## Directions
Replicate the data exactly, every line included.

[Source data]
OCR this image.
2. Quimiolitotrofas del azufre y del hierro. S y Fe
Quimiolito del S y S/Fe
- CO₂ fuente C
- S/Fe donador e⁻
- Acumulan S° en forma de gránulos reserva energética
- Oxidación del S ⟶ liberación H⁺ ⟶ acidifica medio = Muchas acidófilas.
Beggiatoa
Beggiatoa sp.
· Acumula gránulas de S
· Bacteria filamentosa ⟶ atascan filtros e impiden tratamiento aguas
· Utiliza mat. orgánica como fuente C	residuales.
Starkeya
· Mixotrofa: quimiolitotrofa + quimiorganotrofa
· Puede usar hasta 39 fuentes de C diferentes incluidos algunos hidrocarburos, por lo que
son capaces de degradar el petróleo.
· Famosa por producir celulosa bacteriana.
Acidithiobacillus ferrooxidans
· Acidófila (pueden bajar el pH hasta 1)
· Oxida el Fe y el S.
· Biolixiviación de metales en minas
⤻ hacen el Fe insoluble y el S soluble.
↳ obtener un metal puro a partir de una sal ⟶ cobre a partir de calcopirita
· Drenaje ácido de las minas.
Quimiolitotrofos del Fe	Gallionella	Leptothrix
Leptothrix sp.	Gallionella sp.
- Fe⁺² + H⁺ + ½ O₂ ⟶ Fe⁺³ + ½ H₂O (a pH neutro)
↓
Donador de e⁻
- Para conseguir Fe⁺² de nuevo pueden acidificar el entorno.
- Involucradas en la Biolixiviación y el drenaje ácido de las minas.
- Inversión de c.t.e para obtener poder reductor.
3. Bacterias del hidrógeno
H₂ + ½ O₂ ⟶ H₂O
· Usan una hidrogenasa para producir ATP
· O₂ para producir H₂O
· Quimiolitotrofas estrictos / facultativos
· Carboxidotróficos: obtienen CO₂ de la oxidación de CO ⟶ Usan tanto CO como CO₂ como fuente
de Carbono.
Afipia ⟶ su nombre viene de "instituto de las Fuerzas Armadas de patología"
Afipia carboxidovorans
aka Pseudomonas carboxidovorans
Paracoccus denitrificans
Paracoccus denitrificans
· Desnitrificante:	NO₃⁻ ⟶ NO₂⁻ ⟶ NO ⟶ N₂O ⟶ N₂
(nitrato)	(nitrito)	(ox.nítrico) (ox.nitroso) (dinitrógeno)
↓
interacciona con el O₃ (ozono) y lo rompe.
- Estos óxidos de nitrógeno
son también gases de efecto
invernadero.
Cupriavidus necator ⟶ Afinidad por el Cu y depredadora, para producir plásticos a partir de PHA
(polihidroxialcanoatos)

## Task solution
OCR this image.
2. Quimiolitotrofas del azufre y del hierro. S y Fe
Quimiolito del S y S/Fe
- CO₂ fuente C
- S/Fe donador e⁻
- Acumulan S° en forma de gránulos reserva energética
- Oxidación del S ⟶ liberación H⁺ ⟶ acidifica medio = Muchas acidófilas.
Beggiatoa
Beggiatoa sp.
· Acumula gránulas de S
· Bacteria filamentosa ⟶ atascan filtros e impiden tratamiento aguas
· Utiliza mat. orgánica como fuente C	residuales.
Starkeya
· Mixotrofa: quimiolitotrofa + quimiorganotrofa
· Puede usar hasta 39 fuentes de C diferentes incluidos algunos hidrocarburos, por lo que
son capaces de degradar el petróleo.
· Famosa por producir celulosa bacteriana.
Acidithiobacillus ferrooxidans
· Acidófila (pueden bajar el pH hasta 1)
· Oxida el Fe y el S.
· Biolixiviación de metales en minas
⤻ hacen el Fe insoluble y el S soluble.
↳ obtener un metal puro a partir de una sal ⟶ cobre a partir de calcopirita
· Drenaje ácido de las minas.
Quimiolitotrofos del Fe	Gallionella	Leptothrix
Leptothrix sp.	Gallionella sp.
- Fe⁺² + H⁺ + ½ O₂ ⟶ Fe⁺³ + ½ H₂O (a pH neutro)
↓
Donador de e⁻
- Para conseguir Fe⁺² de nuevo pueden acidificar el entorno.
- Involucradas en la Biolixiviación y el drenaje ácido de las minas.
- Inversión de c.t.e para obtener poder reductor.
3. Bacterias del hidrógeno
H₂ + ½ O₂ ⟶ H₂O
· Usan una hidrogenasa para producir ATP
· O₂ para producir H₂O
· Quimiolitotrofas estrictos / facultativos
· Carboxidotróficos: obtienen CO₂ de la oxidación de CO ⟶ Usan tanto CO como CO₂ como fuente
de Carbono.
Afipia ⟶ su nombre viene de "instituto de las Fuerzas Armadas de patología"
Afipia carboxidovorans
aka Pseudomonas carboxidovorans
Paracoccus denitrificans
Paracoccus denitrificans
· Desnitrificante:	NO₃⁻ ⟶ NO₂⁻ ⟶ NO ⟶ N₂O ⟶ N₂
(nitrato)	(nitrito)	(ox.nítrico) (ox.nitroso) (dinitrógeno)
↓
interacciona con el O₃ (ozono) y lo rompe.
- Estos óxidos de nitrógeno
son también gases de efecto
invernadero.
Cupriavidus necator ⟶ Afinidad por el Cu y depredadora, para producir plásticos a partir de PHA
(polihidroxialcanoatos)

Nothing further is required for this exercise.